**What is required**
Would you restate all the data that follows, word for word?

**Provided data**
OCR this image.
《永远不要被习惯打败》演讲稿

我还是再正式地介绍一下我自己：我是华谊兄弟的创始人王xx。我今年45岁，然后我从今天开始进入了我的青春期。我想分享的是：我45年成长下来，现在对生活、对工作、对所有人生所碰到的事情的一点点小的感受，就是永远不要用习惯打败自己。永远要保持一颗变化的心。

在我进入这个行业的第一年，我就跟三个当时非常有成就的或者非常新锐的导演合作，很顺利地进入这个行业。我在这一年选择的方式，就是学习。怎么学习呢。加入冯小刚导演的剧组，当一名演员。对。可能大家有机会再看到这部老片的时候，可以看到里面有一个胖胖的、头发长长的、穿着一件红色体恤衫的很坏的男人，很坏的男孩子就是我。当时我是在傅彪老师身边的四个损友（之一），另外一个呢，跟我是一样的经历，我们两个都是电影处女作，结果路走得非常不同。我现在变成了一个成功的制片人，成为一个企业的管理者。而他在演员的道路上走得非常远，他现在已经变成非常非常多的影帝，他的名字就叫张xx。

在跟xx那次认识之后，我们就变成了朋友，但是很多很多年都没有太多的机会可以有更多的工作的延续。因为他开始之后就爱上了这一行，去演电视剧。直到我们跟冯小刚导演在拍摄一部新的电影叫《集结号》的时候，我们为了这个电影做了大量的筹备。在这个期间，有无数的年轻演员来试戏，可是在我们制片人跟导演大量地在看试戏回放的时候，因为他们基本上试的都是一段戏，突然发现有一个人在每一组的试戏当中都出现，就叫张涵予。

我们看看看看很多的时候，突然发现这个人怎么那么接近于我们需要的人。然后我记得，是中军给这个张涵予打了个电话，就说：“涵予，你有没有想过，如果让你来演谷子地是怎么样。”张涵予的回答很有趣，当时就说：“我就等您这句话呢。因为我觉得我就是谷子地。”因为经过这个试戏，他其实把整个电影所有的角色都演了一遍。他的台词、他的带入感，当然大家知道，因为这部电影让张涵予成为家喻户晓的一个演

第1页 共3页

**Problem solution**
OCR this image.
《永远不要被习惯打败》演讲稿

我还是再正式地介绍一下我自己：我是华谊兄弟的创始人王xx。我今年45岁，然后我从今天开始进入了我的青春期。我想分享的是：我45年成长下来，现在对生活、对工作、对所有人生所碰到的事情的一点点小的感受，就是永远不要用习惯打败自己。永远要保持一颗变化的心。

在我进入这个行业的第一年，我就跟三个当时非常有成就的或者非常新锐的导演合作，很顺利地进入这个行业。我在这一年选择的方式，就是学习。怎么学习呢。加入冯小刚导演的剧组，当一名演员。对。可能大家有机会再看到这部老片的时候，可以看到里面有一个胖胖的、头发长长的、穿着一件红色体恤衫的很坏的男人，很坏的男孩子就是我。当时我是在傅彪老师身边的四个损友（之一），另外一个呢，跟我是一样的经历，我们两个都是电影处女作，结果路走得非常不同。我现在变成了一个成功的制片人，成为一个企业的管理者。而他在演员的道路上走得非常远，他现在已经变成非常非常多的影帝，他的名字就叫张xx。

在跟xx那次认识之后，我们就变成了朋友，但是很多很多年都没有太多的机会可以有更多的工作的延续。因为他开始之后就爱上了这一行，去演电视剧。直到我们跟冯小刚导演在拍摄一部新的电影叫《集结号》的时候，我们为了这个电影做了大量的筹备。在这个期间，有无数的年轻演员来试戏，可是在我们制片人跟导演大量地在看试戏回放的时候，因为他们基本上试的都是一段戏，突然发现有一个人在每一组的试戏当中都出现，就叫张涵予。

我们看看看看很多的时候，突然发现这个人怎么那么接近于我们需要的人。然后我记得，是中军给这个张涵予打了个电话，就说：“涵予，你有没有想过，如果让你来演谷子地是怎么样。”张涵予的回答很有趣，当时就说：“我就等您这句话呢。因为我觉得我就是谷子地。”因为经过这个试戏，他其实把整个电影所有的角色都演了一遍。他的台词、他的带入感，当然大家知道，因为这部电影让张涵予成为家喻户晓的一个演

第1页 共3页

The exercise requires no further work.